## Exercise materials
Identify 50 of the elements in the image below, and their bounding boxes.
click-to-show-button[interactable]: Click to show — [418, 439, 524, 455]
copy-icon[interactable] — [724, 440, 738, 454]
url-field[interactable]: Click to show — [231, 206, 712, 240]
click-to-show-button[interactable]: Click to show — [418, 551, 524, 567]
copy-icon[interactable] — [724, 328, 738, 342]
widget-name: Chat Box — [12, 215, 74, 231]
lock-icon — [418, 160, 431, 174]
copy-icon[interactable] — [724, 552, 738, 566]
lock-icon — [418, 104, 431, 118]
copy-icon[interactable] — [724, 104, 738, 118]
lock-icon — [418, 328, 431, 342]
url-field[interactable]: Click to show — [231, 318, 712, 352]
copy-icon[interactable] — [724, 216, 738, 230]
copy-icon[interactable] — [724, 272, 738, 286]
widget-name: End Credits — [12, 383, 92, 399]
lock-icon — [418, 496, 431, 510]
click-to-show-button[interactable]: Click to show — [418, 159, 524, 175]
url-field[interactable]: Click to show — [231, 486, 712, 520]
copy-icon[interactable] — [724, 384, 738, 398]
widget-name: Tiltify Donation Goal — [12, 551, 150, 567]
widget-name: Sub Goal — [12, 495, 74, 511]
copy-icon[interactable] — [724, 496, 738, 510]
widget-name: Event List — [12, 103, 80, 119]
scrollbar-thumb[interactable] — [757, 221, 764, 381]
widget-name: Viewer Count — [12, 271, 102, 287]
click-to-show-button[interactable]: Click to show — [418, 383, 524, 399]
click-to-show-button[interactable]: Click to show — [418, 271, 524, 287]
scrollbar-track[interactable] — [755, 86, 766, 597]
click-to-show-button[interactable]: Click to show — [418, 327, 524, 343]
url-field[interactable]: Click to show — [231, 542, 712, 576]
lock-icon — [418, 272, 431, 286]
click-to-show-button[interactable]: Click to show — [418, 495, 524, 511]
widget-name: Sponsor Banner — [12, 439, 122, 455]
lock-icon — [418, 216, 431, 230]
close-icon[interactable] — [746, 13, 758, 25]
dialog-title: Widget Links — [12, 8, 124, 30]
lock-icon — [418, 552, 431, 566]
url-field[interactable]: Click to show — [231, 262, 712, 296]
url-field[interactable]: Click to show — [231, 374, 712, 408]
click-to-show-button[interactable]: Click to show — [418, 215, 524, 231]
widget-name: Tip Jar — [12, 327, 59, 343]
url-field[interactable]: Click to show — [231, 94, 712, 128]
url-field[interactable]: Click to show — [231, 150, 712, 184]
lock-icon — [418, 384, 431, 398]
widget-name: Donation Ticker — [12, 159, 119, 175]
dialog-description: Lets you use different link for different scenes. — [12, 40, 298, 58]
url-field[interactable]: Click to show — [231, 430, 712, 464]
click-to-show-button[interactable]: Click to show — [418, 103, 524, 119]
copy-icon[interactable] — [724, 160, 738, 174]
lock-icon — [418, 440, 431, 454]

## Requirements
Reproduce all of the lines above, renaming every "lock-icon" to "padlock-icon" and leaving everything else unchanged.

## Response to the exercise
Identify 50 of the elements in the image below, and their bounding boxes.
click-to-show-button[interactable]: Click to show — [418, 439, 524, 455]
copy-icon[interactable] — [724, 440, 738, 454]
url-field[interactable]: Click to show — [231, 206, 712, 240]
click-to-show-button[interactable]: Click to show — [418, 551, 524, 567]
copy-icon[interactable] — [724, 328, 738, 342]
widget-name: Chat Box — [12, 215, 74, 231]
padlock-icon — [418, 160, 431, 174]
copy-icon[interactable] — [724, 552, 738, 566]
padlock-icon — [418, 104, 431, 118]
copy-icon[interactable] — [724, 104, 738, 118]
padlock-icon — [418, 328, 431, 342]
url-field[interactable]: Click to show — [231, 318, 712, 352]
copy-icon[interactable] — [724, 216, 738, 230]
copy-icon[interactable] — [724, 272, 738, 286]
widget-name: End Credits — [12, 383, 92, 399]
padlock-icon — [418, 496, 431, 510]
click-to-show-button[interactable]: Click to show — [418, 159, 524, 175]
url-field[interactable]: Click to show — [231, 486, 712, 520]
copy-icon[interactable] — [724, 384, 738, 398]
widget-name: Tiltify Donation Goal — [12, 551, 150, 567]
widget-name: Sub Goal — [12, 495, 74, 511]
copy-icon[interactable] — [724, 496, 738, 510]
widget-name: Event List — [12, 103, 80, 119]
scrollbar-thumb[interactable] — [757, 221, 764, 381]
widget-name: Viewer Count — [12, 271, 102, 287]
click-to-show-button[interactable]: Click to show — [418, 383, 524, 399]
click-to-show-button[interactable]: Click to show — [418, 271, 524, 287]
scrollbar-track[interactable] — [755, 86, 766, 597]
click-to-show-button[interactable]: Click to show — [418, 327, 524, 343]
url-field[interactable]: Click to show — [231, 542, 712, 576]
padlock-icon — [418, 272, 431, 286]
click-to-show-button[interactable]: Click to show — [418, 495, 524, 511]
widget-name: Sponsor Banner — [12, 439, 122, 455]
padlock-icon — [418, 216, 431, 230]
close-icon[interactable] — [746, 13, 758, 25]
dialog-title: Widget Links — [12, 8, 124, 30]
padlock-icon — [418, 552, 431, 566]
url-field[interactable]: Click to show — [231, 262, 712, 296]
url-field[interactable]: Click to show — [231, 374, 712, 408]
click-to-show-button[interactable]: Click to show — [418, 215, 524, 231]
widget-name: Tip Jar — [12, 327, 59, 343]
url-field[interactable]: Click to show — [231, 94, 712, 128]
url-field[interactable]: Click to show — [231, 150, 712, 184]
padlock-icon — [418, 384, 431, 398]
widget-name: Donation Ticker — [12, 159, 119, 175]
dialog-description: Lets you use different link for different scenes. — [12, 40, 298, 58]
url-field[interactable]: Click to show — [231, 430, 712, 464]
click-to-show-button[interactable]: Click to show — [418, 103, 524, 119]
copy-icon[interactable] — [724, 160, 738, 174]
padlock-icon — [418, 440, 431, 454]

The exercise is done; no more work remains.